[Items listed in a dataset]
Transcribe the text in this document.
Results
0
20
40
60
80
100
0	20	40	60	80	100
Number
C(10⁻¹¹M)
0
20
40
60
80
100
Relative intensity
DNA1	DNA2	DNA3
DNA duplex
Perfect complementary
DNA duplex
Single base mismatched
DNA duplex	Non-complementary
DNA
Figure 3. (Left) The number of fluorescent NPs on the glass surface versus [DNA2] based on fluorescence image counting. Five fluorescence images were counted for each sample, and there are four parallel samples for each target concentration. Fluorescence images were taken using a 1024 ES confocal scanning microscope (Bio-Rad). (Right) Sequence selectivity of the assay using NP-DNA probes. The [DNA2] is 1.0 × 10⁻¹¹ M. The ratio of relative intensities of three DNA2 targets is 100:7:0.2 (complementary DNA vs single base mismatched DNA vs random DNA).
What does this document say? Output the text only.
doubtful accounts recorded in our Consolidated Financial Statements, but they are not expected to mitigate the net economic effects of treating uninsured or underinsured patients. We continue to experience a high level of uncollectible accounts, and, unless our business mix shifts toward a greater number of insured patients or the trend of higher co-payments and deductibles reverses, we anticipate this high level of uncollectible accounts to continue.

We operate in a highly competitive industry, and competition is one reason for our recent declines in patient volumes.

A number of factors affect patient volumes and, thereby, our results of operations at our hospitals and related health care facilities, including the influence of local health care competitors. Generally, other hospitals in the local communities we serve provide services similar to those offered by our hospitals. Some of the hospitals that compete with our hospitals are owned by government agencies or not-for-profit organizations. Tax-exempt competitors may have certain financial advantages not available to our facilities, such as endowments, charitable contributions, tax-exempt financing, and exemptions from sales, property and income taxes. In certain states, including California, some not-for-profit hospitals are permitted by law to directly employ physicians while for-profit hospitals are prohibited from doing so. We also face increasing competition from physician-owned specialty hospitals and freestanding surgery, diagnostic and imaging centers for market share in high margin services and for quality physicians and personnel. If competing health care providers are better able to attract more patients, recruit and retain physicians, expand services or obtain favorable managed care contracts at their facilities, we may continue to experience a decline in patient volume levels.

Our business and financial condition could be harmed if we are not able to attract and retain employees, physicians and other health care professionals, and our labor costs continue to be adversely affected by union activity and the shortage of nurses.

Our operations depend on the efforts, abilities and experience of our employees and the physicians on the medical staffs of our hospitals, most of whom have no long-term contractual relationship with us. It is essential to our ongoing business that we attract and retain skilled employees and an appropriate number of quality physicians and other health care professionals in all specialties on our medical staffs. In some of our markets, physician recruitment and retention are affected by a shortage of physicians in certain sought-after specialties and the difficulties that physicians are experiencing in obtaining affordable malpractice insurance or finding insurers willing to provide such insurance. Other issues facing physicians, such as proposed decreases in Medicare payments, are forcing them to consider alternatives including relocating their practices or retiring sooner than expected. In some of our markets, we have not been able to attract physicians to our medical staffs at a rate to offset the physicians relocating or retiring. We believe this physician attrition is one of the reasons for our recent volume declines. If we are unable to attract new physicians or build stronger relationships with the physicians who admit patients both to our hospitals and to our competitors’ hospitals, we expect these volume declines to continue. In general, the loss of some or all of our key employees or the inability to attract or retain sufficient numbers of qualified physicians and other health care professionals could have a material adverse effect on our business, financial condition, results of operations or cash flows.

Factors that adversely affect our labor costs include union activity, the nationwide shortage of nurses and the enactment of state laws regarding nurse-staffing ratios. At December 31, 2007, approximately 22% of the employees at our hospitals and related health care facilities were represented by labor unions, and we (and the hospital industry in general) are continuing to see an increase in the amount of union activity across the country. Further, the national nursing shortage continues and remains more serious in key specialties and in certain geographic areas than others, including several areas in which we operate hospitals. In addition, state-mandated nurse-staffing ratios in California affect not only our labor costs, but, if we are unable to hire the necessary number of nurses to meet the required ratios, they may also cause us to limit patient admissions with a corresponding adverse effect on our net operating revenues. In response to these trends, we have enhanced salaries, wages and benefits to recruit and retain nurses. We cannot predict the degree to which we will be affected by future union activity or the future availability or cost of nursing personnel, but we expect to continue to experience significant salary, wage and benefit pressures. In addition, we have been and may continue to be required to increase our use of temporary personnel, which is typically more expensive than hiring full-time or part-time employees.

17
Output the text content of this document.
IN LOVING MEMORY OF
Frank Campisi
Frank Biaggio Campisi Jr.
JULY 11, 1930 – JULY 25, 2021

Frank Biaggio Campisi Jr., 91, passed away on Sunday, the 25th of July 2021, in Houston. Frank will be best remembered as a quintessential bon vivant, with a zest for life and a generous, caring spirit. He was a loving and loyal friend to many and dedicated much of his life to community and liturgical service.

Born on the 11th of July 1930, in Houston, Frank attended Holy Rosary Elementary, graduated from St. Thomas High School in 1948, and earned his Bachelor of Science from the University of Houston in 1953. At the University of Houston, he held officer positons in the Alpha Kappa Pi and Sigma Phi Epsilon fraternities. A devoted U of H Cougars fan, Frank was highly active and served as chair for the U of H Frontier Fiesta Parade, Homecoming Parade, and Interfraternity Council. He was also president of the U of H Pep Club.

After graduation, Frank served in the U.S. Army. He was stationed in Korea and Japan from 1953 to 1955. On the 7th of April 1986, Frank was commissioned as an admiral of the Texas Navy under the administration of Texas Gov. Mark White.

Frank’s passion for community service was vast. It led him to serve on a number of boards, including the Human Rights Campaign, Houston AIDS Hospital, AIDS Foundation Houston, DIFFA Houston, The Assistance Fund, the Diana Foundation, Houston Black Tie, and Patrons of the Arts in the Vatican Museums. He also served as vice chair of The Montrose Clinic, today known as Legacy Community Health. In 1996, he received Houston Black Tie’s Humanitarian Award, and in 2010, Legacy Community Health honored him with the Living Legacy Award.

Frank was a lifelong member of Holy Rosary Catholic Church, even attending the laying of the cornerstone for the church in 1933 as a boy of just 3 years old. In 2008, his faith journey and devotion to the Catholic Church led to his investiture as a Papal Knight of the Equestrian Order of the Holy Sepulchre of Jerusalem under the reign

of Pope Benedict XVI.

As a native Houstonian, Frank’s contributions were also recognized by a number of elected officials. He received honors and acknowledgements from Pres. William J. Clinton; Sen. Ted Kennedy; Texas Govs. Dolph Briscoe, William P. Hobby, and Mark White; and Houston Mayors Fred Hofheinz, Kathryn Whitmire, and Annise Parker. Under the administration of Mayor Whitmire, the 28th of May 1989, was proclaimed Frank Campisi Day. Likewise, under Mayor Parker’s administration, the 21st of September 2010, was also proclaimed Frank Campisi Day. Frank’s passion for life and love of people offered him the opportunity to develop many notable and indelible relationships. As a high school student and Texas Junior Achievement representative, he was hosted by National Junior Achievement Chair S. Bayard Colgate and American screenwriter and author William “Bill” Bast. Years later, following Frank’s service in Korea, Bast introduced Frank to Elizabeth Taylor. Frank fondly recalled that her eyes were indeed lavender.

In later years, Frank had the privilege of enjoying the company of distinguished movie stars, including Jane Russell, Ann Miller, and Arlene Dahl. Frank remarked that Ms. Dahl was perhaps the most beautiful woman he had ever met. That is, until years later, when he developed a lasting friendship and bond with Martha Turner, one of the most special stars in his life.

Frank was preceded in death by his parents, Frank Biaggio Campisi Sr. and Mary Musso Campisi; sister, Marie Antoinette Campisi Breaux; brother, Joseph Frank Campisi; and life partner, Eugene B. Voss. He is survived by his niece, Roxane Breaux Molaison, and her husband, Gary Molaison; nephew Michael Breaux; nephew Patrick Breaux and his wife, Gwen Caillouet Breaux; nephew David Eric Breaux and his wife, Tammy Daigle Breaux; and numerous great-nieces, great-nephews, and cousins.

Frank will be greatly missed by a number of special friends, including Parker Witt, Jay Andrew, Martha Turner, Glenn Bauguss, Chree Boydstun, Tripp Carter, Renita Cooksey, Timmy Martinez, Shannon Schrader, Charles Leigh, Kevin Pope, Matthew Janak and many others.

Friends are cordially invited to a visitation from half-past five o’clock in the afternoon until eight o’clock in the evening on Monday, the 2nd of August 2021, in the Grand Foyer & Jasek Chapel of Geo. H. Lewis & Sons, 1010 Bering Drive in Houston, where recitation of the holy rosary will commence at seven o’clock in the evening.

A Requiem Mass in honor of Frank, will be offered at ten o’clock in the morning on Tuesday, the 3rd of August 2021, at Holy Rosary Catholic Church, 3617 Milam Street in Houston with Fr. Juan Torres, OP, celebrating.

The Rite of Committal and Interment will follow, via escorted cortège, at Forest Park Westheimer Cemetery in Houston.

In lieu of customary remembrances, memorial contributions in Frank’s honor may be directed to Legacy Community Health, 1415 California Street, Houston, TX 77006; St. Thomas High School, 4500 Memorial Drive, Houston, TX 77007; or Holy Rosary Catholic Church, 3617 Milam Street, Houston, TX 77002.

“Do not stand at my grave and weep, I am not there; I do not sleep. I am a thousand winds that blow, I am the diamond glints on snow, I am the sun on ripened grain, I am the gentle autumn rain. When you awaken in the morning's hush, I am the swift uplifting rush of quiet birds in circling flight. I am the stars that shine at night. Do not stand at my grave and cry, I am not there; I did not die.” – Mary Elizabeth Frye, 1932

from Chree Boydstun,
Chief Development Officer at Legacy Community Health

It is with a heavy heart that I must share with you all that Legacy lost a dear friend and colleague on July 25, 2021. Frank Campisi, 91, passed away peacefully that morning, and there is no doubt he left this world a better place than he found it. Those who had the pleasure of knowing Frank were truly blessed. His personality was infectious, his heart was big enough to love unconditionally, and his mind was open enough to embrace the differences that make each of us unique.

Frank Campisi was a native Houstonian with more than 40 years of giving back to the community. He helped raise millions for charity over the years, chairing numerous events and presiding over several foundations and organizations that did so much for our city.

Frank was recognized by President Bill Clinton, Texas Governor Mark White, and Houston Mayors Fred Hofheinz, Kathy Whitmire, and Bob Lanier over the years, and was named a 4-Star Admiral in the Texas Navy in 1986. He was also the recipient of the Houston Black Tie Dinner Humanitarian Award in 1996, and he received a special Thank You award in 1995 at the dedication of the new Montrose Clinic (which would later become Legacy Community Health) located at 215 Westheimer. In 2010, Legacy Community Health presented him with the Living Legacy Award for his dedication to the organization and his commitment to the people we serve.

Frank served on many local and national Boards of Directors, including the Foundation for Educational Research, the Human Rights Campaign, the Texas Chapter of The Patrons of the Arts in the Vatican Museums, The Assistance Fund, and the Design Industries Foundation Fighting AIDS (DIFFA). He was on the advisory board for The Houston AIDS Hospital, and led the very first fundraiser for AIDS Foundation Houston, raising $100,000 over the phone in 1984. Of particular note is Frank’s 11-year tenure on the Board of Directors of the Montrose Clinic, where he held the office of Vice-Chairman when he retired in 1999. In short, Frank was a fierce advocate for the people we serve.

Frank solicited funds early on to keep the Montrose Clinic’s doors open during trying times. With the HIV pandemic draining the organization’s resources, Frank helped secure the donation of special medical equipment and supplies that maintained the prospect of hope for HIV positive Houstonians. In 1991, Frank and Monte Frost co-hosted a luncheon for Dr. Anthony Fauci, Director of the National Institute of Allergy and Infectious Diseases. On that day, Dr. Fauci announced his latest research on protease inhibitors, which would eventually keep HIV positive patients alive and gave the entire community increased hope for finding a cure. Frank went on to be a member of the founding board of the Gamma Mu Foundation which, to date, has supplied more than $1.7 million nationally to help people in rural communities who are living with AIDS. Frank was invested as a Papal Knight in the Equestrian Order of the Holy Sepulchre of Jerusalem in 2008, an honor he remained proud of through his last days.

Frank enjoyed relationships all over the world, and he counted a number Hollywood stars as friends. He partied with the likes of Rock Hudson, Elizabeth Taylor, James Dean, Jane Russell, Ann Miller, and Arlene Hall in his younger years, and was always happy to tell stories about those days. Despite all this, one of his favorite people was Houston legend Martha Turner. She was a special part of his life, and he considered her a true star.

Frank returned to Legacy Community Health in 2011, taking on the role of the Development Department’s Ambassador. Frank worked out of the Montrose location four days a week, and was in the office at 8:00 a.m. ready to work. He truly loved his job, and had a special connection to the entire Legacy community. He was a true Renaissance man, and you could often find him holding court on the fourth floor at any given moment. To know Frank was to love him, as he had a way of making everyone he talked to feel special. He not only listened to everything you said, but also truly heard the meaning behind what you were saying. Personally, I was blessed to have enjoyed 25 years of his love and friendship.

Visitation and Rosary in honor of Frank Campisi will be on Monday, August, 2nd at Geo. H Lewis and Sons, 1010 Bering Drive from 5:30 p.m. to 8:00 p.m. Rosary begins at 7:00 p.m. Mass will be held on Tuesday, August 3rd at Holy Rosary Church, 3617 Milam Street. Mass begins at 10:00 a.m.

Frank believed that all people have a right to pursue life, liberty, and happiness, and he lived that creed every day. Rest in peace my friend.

◆ TASK BRIEF: Search the data for "base" and list every line in which it occurs.

◆ REPLY:
Single base mismatched
Figure 3. (Left) The number of fluorescent NPs on the glass surface versus [DNA2] based on fluorescence image counting. Five fluorescence images were counted for each sample, and there are four parallel samples for each target concentration. Fluorescence images were taken using a 1024 ES confocal scanning microscope (Bio-Rad). (Right) Sequence selectivity of the assay using NP-DNA probes. The [DNA2] is 1.0 × 10⁻¹¹ M. The ratio of relative intensities of three DNA2 targets is 100:7:0.2 (complementary DNA vs single base mismatched DNA vs random DNA).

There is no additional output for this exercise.